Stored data
____

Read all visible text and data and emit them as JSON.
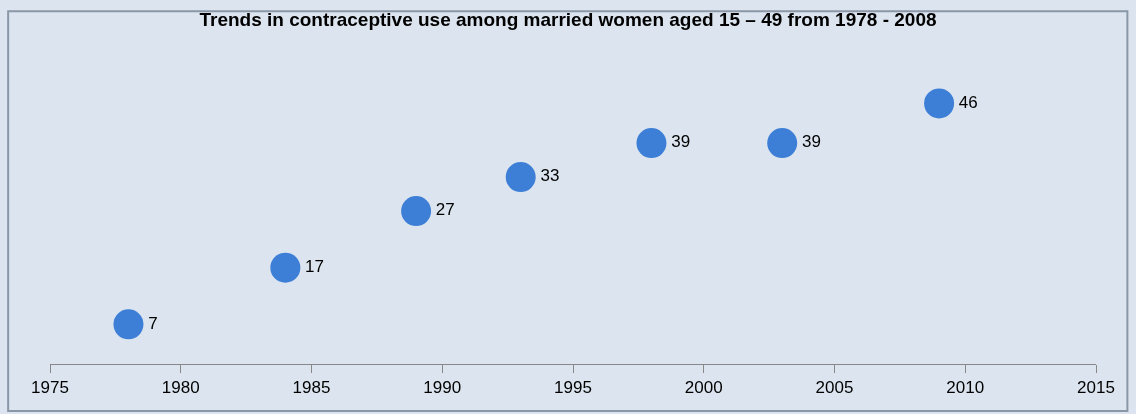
{
  "chart_data": {
    "type": "scatter",
    "title": "Trends in contraceptive use among married women aged 15 – 49 from 1978 - 2008",
    "x": [
      1978,
      1984,
      1989,
      1993,
      1998,
      2003,
      2009
    ],
    "values": [
      7,
      17,
      27,
      33,
      39,
      39,
      46
    ],
    "color": "#3d7fd6",
    "marker": "circle",
    "data_labels": true,
    "xlim": [
      1975,
      2015
    ],
    "xticks": [
      1975,
      1980,
      1985,
      1990,
      1995,
      2000,
      2005,
      2010,
      2015
    ],
    "tick_labels": "x",
    "grid": false
  }
}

____

**Your instructions:** Without the pictures, extract every entry verbatim.

**Reply:**
Read all visible text and data and emit them as JSON.
{
  "chart_data": {
    "type": "scatter",
    "title": "Trends in contraceptive use among married women aged 15 – 49 from 1978 - 2008",
    "x": [
      1978,
      1984,
      1989,
      1993,
      1998,
      2003,
      2009
    ],
    "values": [
      7,
      17,
      27,
      33,
      39,
      39,
      46
    ],
    "color": "#3d7fd6",
    "marker": "circle",
    "data_labels": true,
    "xlim": [
      1975,
      2015
    ],
    "xticks": [
      1975,
      1980,
      1985,
      1990,
      1995,
      2000,
      2005,
      2010,
      2015
    ],
    "tick_labels": "x",
    "grid": false
  }
}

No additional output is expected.